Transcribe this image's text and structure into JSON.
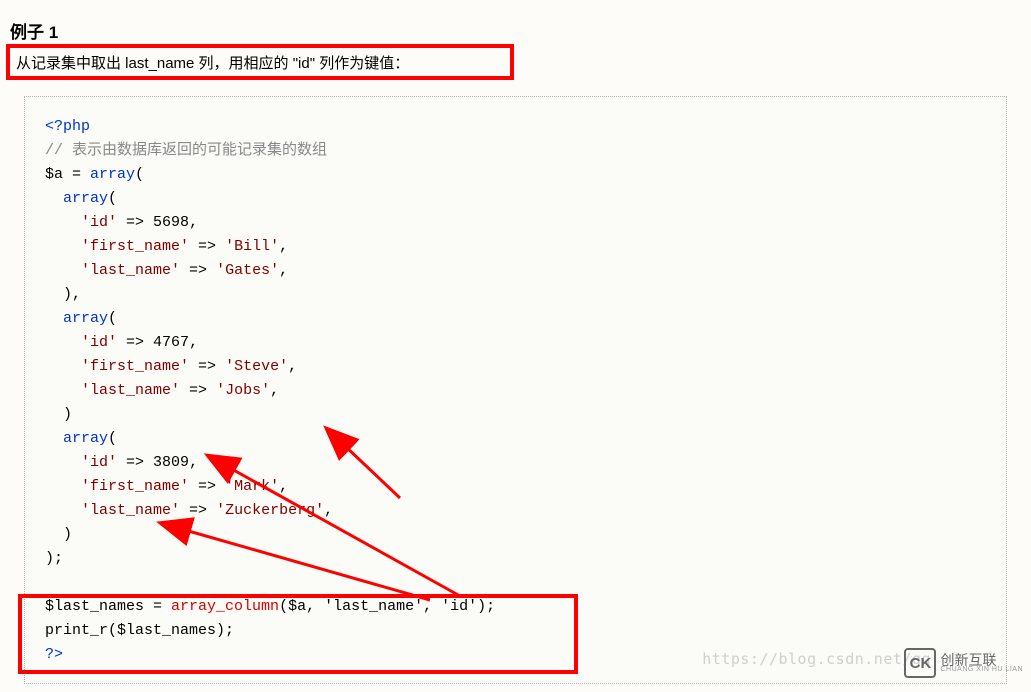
{
  "heading": "例子 1",
  "description": "从记录集中取出 last_name 列，用相应的 \"id\" 列作为键值：",
  "code": {
    "open_tag": "<?php",
    "comment": "// 表示由数据库返回的可能记录集的数组",
    "assign": "$a = ",
    "array_kw": "array",
    "rows": [
      {
        "id": "5698",
        "first_name": "Bill",
        "last_name": "Gates"
      },
      {
        "id": "4767",
        "first_name": "Steve",
        "last_name": "Jobs"
      },
      {
        "id": "3809",
        "first_name": "Mark",
        "last_name": "Zuckerberg"
      }
    ],
    "result_var": "$last_names = ",
    "result_fn": "array_column",
    "result_args": "($a, 'last_name', 'id');",
    "print_line": "print_r($last_names);",
    "close_tag": "?>"
  },
  "watermark": "https://blog.csdn.net/qq",
  "logo": {
    "mark": "CK",
    "text": "创新互联",
    "sub": "CHUANG XIN HU LIAN"
  }
}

------

■ WHAT IS EXPECTED ■
Repeat each entry above word for word, leaving every picture out.

■ EXERCISE RESULT ■
Transcribe this image's text and structure into JSON.
{
  "heading": "例子 1",
  "description": "从记录集中取出 last_name 列，用相应的 \"id\" 列作为键值：",
  "code": {
    "open_tag": "<?php",
    "comment": "// 表示由数据库返回的可能记录集的数组",
    "assign": "$a = ",
    "array_kw": "array",
    "rows": [
      {
        "id": "5698",
        "first_name": "Bill",
        "last_name": "Gates"
      },
      {
        "id": "4767",
        "first_name": "Steve",
        "last_name": "Jobs"
      },
      {
        "id": "3809",
        "first_name": "Mark",
        "last_name": "Zuckerberg"
      }
    ],
    "result_var": "$last_names = ",
    "result_fn": "array_column",
    "result_args": "($a, 'last_name', 'id');",
    "print_line": "print_r($last_names);",
    "close_tag": "?>"
  },
  "watermark": "https://blog.csdn.net/qq",
  "logo": {
    "mark": "CK",
    "text": "创新互联",
    "sub": "CHUANG XIN HU LIAN"
  }
}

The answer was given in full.